**To be done**
Provide the number of lines containing the word "this", and nothing else.

**Records shown**

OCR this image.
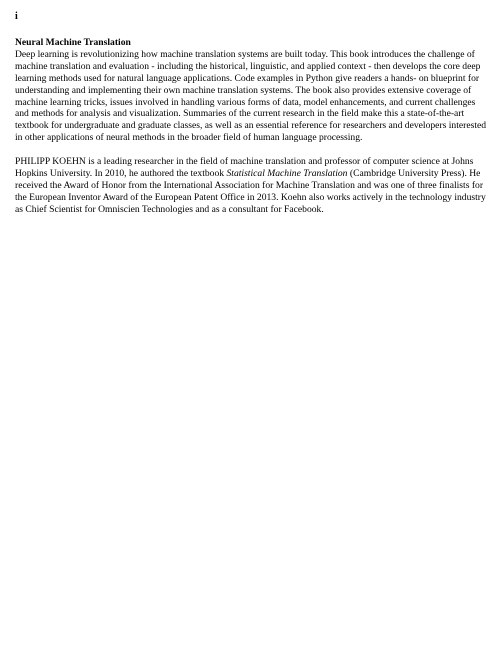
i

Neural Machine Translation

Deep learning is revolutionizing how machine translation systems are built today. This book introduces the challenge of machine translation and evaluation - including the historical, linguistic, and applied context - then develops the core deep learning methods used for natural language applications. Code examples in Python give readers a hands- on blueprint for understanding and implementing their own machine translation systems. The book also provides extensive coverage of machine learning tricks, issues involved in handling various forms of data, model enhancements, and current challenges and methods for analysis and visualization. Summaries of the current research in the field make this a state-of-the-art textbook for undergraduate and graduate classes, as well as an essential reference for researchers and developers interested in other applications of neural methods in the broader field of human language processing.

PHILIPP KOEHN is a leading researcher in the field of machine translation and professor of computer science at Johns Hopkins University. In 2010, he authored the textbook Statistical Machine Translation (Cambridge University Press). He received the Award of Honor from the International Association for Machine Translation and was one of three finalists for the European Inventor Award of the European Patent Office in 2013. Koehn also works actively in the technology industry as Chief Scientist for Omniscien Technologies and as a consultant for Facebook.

**Finished exercise**
2